_STATED GOAL_
Retype all of the entries word for word.

_RECORD SET_
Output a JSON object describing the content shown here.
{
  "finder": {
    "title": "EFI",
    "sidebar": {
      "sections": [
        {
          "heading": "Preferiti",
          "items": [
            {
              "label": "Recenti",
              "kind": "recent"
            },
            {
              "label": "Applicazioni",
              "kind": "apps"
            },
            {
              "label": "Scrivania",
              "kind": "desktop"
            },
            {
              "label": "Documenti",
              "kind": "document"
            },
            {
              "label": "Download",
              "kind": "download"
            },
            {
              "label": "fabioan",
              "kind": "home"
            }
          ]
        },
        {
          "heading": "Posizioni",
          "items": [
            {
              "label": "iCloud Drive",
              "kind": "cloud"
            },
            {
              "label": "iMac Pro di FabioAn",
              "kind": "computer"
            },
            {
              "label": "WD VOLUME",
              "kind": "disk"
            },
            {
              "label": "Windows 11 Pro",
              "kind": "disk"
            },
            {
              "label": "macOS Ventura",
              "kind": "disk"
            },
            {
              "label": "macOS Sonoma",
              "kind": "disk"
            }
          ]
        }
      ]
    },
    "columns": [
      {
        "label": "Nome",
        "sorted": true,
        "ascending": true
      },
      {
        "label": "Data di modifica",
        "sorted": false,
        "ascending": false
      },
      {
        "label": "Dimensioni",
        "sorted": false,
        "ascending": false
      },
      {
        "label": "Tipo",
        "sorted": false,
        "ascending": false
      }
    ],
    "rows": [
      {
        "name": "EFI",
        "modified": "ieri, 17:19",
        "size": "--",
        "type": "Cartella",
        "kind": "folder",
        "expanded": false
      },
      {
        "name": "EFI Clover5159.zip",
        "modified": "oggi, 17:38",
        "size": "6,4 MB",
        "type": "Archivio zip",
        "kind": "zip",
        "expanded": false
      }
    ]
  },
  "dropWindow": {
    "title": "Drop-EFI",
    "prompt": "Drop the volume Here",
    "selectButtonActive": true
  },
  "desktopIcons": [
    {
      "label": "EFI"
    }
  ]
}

_FULL RESPONSE_
Output a JSON object describing the content shown here.
{
  "finder": {
    "title": "EFI",
    "sidebar": {
      "sections": [
        {
          "heading": "Preferiti",
          "items": [
            {
              "label": "Recenti",
              "kind": "recent"
            },
            {
              "label": "Applicazioni",
              "kind": "apps"
            },
            {
              "label": "Scrivania",
              "kind": "desktop"
            },
            {
              "label": "Documenti",
              "kind": "document"
            },
            {
              "label": "Download",
              "kind": "download"
            },
            {
              "label": "fabioan",
              "kind": "home"
            }
          ]
        },
        {
          "heading": "Posizioni",
          "items": [
            {
              "label": "iCloud Drive",
              "kind": "cloud"
            },
            {
              "label": "iMac Pro di FabioAn",
              "kind": "computer"
            },
            {
              "label": "WD VOLUME",
              "kind": "disk"
            },
            {
              "label": "Windows 11 Pro",
              "kind": "disk"
            },
            {
              "label": "macOS Ventura",
              "kind": "disk"
            },
            {
              "label": "macOS Sonoma",
              "kind": "disk"
            }
          ]
        }
      ]
    },
    "columns": [
      {
        "label": "Nome",
        "sorted": true,
        "ascending": true
      },
      {
        "label": "Data di modifica",
        "sorted": false,
        "ascending": false
      },
      {
        "label": "Dimensioni",
        "sorted": false,
        "ascending": false
      },
      {
        "label": "Tipo",
        "sorted": false,
        "ascending": false
      }
    ],
    "rows": [
      {
        "name": "EFI",
        "modified": "ieri, 17:19",
        "size": "--",
        "type": "Cartella",
        "kind": "folder",
        "expanded": false
      },
      {
        "name": "EFI Clover5159.zip",
        "modified": "oggi, 17:38",
        "size": "6,4 MB",
        "type": "Archivio zip",
        "kind": "zip",
        "expanded": false
      }
    ]
  },
  "dropWindow": {
    "title": "Drop-EFI",
    "prompt": "Drop the volume Here",
    "selectButtonActive": true
  },
  "desktopIcons": [
    {
      "label": "EFI"
    }
  ]
}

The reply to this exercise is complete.